__Directions__. Using the records provided below, locate and copy each line that contains the word "base".
[START]
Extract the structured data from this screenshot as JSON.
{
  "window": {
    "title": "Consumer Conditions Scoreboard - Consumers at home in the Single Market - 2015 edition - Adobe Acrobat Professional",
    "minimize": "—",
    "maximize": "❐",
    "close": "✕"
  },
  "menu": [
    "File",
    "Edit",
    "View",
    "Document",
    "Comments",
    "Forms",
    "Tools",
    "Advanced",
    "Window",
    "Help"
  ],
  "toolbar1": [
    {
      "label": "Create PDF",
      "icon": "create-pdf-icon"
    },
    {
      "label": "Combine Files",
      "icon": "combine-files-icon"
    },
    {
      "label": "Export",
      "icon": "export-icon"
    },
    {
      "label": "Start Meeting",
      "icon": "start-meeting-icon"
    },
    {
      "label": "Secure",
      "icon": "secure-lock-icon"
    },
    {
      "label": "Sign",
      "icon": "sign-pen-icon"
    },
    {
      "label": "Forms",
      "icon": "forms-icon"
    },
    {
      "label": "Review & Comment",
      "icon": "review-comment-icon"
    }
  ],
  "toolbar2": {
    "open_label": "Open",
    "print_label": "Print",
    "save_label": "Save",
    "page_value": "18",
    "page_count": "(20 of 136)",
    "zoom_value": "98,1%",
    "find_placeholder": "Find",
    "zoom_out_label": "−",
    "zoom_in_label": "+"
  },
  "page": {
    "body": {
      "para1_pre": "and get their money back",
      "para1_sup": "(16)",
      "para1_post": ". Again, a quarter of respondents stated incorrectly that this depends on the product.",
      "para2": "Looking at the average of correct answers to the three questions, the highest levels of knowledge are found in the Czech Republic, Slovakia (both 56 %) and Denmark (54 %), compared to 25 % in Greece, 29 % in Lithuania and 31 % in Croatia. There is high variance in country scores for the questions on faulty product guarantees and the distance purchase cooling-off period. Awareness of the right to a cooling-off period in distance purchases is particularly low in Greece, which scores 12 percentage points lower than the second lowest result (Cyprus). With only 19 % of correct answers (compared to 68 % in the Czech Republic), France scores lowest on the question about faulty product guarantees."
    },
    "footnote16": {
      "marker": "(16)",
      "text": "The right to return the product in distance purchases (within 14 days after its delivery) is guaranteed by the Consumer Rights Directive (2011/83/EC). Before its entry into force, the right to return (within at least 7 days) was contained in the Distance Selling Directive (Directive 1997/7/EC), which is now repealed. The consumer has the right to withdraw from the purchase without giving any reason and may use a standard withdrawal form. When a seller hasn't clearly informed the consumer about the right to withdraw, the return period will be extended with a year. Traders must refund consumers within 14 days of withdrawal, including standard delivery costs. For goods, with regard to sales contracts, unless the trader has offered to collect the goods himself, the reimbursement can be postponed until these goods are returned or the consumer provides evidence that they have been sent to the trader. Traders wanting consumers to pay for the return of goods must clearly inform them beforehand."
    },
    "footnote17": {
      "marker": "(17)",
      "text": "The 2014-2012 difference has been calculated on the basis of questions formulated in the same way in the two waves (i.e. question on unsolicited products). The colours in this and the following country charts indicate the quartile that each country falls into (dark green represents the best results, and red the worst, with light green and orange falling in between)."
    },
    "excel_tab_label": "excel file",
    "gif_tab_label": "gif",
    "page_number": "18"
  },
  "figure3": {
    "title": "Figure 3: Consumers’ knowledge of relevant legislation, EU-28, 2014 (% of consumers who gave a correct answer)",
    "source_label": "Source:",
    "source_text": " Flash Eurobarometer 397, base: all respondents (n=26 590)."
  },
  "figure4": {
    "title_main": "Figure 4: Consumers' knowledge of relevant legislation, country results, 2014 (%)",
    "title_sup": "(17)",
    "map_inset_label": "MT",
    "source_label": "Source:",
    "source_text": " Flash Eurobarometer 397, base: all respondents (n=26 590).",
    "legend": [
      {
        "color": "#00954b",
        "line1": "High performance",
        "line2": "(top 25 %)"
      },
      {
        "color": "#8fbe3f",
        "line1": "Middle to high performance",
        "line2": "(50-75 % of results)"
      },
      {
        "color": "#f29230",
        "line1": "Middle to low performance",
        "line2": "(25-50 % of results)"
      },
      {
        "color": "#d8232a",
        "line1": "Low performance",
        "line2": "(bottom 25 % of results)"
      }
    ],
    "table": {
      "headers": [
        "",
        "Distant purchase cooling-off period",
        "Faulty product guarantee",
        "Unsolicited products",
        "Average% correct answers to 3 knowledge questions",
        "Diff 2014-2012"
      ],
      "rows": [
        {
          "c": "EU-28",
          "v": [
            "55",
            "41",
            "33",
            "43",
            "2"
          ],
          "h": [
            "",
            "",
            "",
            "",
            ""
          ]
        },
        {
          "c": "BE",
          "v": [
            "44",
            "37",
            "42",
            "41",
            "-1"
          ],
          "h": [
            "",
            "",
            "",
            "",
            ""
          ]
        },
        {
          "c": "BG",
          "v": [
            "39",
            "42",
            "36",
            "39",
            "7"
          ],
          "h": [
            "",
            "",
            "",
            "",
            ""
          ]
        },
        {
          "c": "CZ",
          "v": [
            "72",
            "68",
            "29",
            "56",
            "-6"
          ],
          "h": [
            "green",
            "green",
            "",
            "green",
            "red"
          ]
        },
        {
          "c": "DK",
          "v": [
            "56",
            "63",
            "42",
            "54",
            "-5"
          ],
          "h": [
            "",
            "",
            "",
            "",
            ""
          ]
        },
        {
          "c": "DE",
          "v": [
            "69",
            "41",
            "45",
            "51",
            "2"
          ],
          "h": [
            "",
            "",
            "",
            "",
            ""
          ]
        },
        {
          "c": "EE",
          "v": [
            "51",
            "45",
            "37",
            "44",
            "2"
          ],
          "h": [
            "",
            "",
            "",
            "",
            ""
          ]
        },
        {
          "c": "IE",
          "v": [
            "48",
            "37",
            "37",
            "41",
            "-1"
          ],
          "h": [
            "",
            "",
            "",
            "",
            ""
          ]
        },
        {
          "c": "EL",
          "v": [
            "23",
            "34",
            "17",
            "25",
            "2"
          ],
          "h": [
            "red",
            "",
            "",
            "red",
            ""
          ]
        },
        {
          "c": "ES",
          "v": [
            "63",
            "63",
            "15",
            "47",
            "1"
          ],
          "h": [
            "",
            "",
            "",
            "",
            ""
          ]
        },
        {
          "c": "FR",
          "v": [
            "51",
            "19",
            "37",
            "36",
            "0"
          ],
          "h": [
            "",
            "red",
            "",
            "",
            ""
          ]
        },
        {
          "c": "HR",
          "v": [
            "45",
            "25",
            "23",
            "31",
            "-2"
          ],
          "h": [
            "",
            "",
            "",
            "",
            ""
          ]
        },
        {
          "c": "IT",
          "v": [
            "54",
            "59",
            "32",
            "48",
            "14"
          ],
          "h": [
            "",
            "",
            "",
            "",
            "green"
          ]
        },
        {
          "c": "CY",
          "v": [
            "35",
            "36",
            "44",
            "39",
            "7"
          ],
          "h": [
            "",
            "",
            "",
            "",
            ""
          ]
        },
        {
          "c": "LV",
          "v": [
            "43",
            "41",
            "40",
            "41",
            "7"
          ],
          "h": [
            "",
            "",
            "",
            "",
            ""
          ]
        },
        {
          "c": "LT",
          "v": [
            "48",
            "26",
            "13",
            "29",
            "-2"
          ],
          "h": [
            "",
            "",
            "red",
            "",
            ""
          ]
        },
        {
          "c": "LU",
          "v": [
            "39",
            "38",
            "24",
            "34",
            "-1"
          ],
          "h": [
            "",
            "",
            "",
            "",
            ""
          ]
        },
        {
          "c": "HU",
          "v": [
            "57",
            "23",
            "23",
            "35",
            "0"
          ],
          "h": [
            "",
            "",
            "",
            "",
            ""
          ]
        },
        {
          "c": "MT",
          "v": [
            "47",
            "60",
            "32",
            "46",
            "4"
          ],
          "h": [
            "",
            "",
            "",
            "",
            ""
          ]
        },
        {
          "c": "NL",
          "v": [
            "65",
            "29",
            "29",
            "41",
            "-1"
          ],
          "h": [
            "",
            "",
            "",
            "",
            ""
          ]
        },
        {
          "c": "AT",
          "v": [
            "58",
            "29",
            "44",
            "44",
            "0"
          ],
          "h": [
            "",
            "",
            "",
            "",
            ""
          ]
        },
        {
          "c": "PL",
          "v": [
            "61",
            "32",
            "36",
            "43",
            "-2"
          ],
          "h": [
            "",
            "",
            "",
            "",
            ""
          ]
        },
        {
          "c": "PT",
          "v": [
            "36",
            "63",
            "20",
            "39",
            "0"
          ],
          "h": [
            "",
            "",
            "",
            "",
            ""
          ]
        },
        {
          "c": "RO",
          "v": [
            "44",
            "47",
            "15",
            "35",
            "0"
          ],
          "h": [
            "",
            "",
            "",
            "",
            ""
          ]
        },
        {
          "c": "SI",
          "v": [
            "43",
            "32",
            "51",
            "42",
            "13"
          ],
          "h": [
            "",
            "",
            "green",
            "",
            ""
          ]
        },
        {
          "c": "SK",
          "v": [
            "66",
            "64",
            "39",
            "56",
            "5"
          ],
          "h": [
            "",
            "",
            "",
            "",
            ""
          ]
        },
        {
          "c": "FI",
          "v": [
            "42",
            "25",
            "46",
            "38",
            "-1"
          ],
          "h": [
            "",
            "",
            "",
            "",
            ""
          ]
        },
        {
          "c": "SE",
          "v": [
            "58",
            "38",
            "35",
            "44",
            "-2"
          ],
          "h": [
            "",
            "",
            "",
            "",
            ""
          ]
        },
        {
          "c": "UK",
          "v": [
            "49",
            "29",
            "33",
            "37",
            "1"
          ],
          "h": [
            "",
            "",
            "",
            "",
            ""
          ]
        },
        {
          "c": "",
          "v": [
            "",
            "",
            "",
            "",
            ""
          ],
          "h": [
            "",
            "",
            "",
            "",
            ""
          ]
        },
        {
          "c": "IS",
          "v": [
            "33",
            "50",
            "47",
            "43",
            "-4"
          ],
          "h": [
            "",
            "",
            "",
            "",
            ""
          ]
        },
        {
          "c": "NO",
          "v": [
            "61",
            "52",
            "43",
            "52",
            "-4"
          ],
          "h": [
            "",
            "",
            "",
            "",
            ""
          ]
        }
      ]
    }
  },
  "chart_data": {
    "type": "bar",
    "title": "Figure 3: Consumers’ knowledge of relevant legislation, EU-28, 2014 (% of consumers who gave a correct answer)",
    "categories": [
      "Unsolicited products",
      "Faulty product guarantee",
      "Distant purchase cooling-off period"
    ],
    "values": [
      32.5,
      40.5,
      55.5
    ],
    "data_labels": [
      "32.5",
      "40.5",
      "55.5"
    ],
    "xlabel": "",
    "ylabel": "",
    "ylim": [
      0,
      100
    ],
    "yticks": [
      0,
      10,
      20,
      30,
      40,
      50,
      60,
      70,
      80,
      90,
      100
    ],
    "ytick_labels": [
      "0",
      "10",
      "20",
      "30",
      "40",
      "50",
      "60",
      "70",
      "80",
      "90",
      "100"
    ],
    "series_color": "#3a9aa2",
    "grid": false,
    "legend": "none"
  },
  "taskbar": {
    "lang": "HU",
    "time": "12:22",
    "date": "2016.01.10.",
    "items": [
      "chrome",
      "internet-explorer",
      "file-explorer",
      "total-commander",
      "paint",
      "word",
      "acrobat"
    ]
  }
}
[END]
__Reply__.
    "source_text": " Flash Eurobarometer 397, base: all respondents (n=26 590)."
    "source_text": " Flash Eurobarometer 397, base: all respondents (n=26 590).",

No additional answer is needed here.